Short task = Copy out all lines carrying the word "Technické".

>> Begin Provided data

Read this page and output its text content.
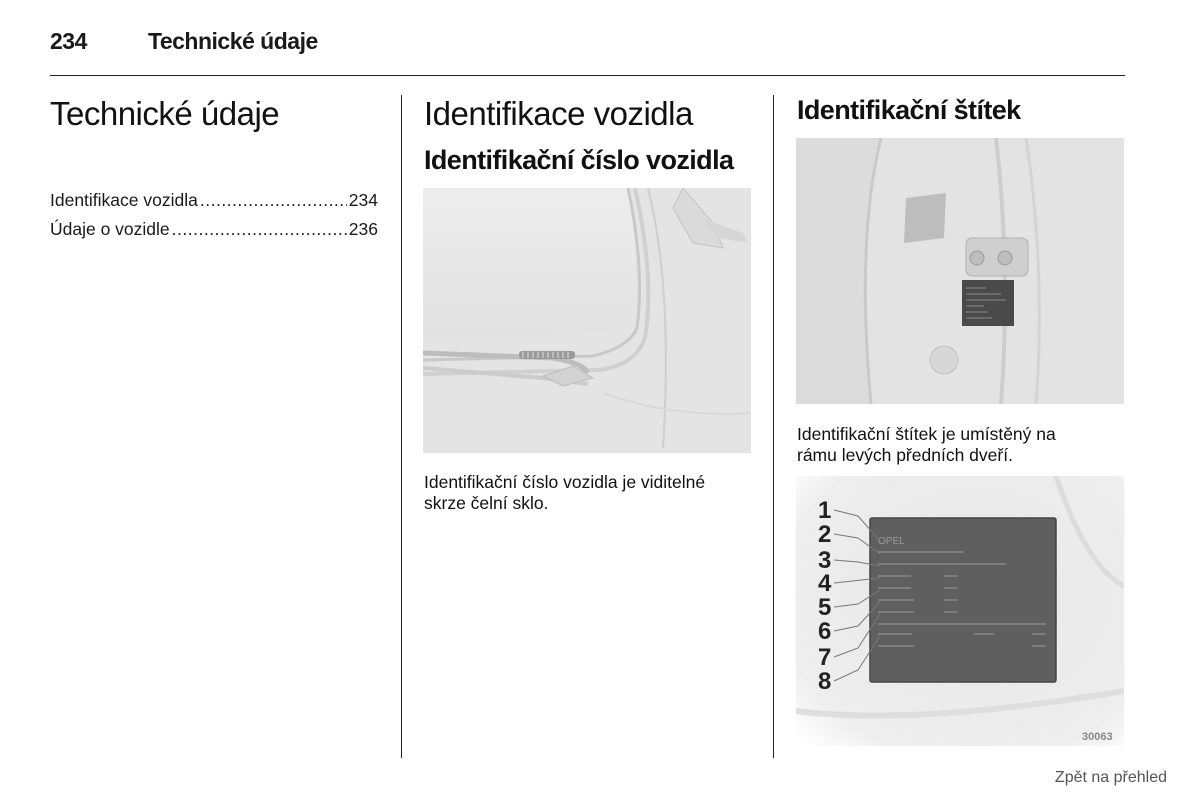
234	Technické údaje
Technické údaje
Identifikace vozidla .....	234
Údaje o vozidle .....	236
Identifikace vozidla
Identifikační číslo vozidla
Identifikační číslo vozidla je viditelné
skrze čelní sklo.
Identifikační štítek
Identifikační štítek je umístěný na
rámu levých předních dveří.
OPEL
1
2
3
4
5
6
7
8
30063
Zpět na přehled
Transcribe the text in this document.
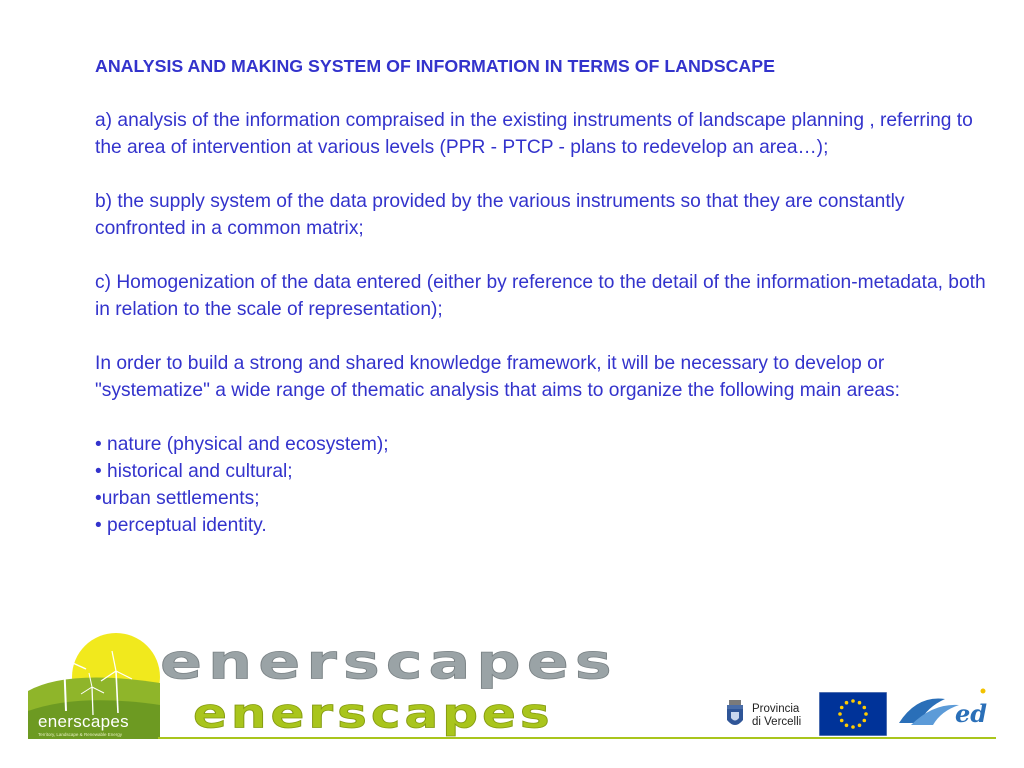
ANALYSIS AND MAKING SYSTEM OF INFORMATION IN TERMS OF LANDSCAPE
a) analysis of the information compraised in the existing instruments of landscape planning , referring to the area of intervention at various levels (PPR - PTCP - plans to redevelop an area…);
b) the supply system of the data provided by the various instruments so that they are constantly confronted in a common matrix;
c) Homogenization of the data entered (either by reference to the detail of the information-metadata, both in relation to the scale of representation);
In order to build a strong and shared knowledge framework, it will be necessary to develop or "systematize" a wide range of thematic analysis that aims to organize the following main areas:
• nature (physical and ecosystem);
• historical and cultural;
•urban settlements;
• perceptual identity.
enerscapes
Territory, Landscape & Renewable Energy
enerscapes
enerscapes	Provincia
di Vercelli	ed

>> End Provided data

Result =
234	Technické údaje
Technické údaje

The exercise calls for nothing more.